◆ **AIM OF THE EXERCISE**
Count the lines of the records that contain the word "without" and give only that number.

Items from a dataset:
==============================

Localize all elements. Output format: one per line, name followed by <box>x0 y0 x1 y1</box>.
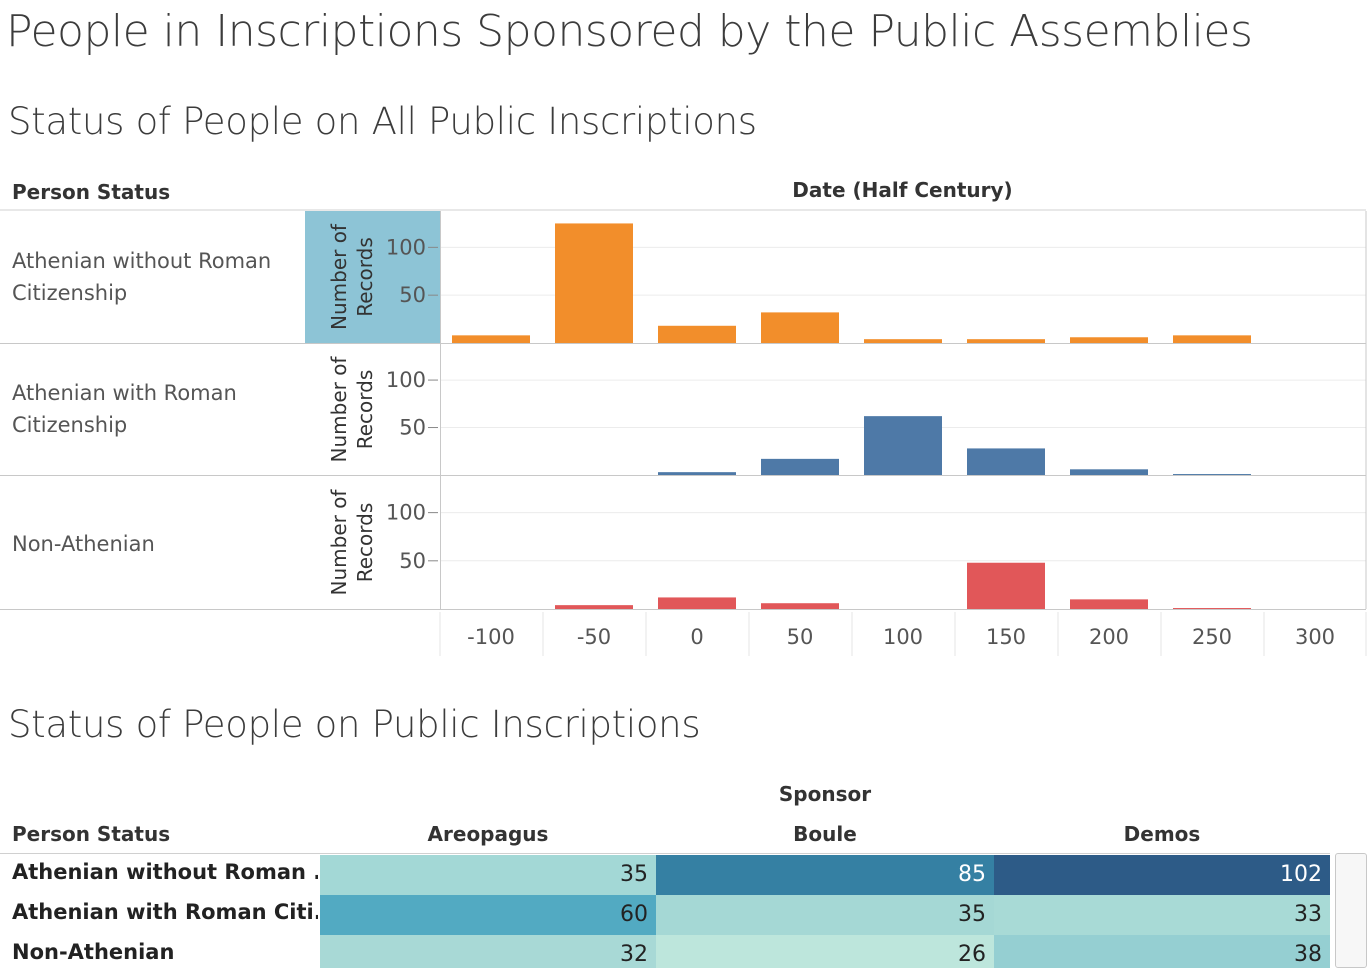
x-tick-label: 200 <box>1089 625 1129 649</box>
table-row-header: Person Status <box>12 822 171 846</box>
y-axis-title: Number of Records <box>327 489 377 596</box>
y-axis-title-line1: Number of <box>327 489 351 596</box>
bar <box>658 325 736 343</box>
heatmap-cell: 38 <box>994 935 1330 968</box>
table-row-label: Non-Athenian <box>12 940 175 964</box>
column-header: Areopagus <box>427 822 549 846</box>
bar <box>658 472 736 475</box>
y-tick-label: 50 <box>399 283 426 307</box>
top-chart-title: Status of People on All Public Inscripti… <box>8 100 757 143</box>
heatmap-cell: 85 <box>656 855 994 895</box>
row-label: Athenian with Roman Citizenship <box>12 381 237 437</box>
column-header: Boule <box>793 822 857 846</box>
y-axis-title: Number of Records <box>327 223 377 330</box>
heatmap-cell: 102 <box>994 855 1330 895</box>
table-scrollbar[interactable] <box>1335 853 1367 968</box>
bar <box>555 605 633 609</box>
bar <box>658 597 736 609</box>
y-tick-label: 50 <box>399 549 426 573</box>
y-axis-title-line2: Records <box>353 237 377 317</box>
heatmap-cell: 33 <box>994 895 1330 935</box>
y-axis-title-line2: Records <box>353 503 377 583</box>
y-tick-label: 100 <box>386 501 426 525</box>
y-axis-title-line2: Records <box>353 370 377 450</box>
bar <box>1173 608 1251 609</box>
y-axis-title-line1: Number of <box>327 223 351 330</box>
table-title: Status of People on Public Inscriptions <box>8 703 701 746</box>
x-tick-label: 250 <box>1192 625 1232 649</box>
row-label: Non-Athenian <box>12 532 155 556</box>
heatmap-cell: 35 <box>656 895 994 935</box>
dashboard-title: People in Inscriptions Sponsored by the … <box>6 6 1253 57</box>
x-tick-label: -50 <box>577 625 611 649</box>
bar <box>452 335 530 343</box>
y-tick-label: 100 <box>386 235 426 259</box>
column-header: Demos <box>1123 822 1201 846</box>
bar <box>761 458 839 475</box>
y-axis-title: Number of Records <box>327 356 377 463</box>
x-tick-label: 150 <box>986 625 1026 649</box>
heatmap-cell: 32 <box>320 935 656 968</box>
y-tick-label: 100 <box>386 368 426 392</box>
y-tick-label: 50 <box>399 416 426 440</box>
bar <box>1070 599 1148 609</box>
heatmap-cell: 35 <box>320 855 656 895</box>
bar <box>967 562 1045 609</box>
axis-highlight <box>305 211 440 343</box>
bar <box>967 448 1045 475</box>
table-row-label: Athenian without Roman .. <box>12 860 318 884</box>
bar <box>1173 335 1251 343</box>
bar <box>555 223 633 343</box>
bar <box>761 312 839 343</box>
sponsor-header: Sponsor <box>778 782 872 806</box>
table-divider <box>0 853 1330 854</box>
table-row-label: Athenian with Roman Citi.. <box>12 900 318 924</box>
x-tick-label: 50 <box>787 625 814 649</box>
heatmap-cell: 60 <box>320 895 656 935</box>
bar <box>1173 474 1251 475</box>
bar <box>1070 337 1148 343</box>
bar <box>1070 469 1148 475</box>
x-tick-label: 0 <box>690 625 703 649</box>
person-status-header: Person Status <box>12 180 171 204</box>
x-tick-label: 300 <box>1295 625 1335 649</box>
date-column-header: Date (Half Century) <box>792 178 1013 202</box>
x-tick-label: -100 <box>467 625 515 649</box>
bar <box>967 339 1045 343</box>
bar <box>864 416 942 475</box>
bar <box>864 339 942 343</box>
y-axis-title-line1: Number of <box>327 356 351 463</box>
row-label: Athenian without Roman Citizenship <box>12 249 272 305</box>
x-tick-label: 100 <box>883 625 923 649</box>
bar <box>761 603 839 609</box>
heatmap-cell: 26 <box>656 935 994 968</box>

==============================

◆ **RESULT FOR THIS EXERCISE**
2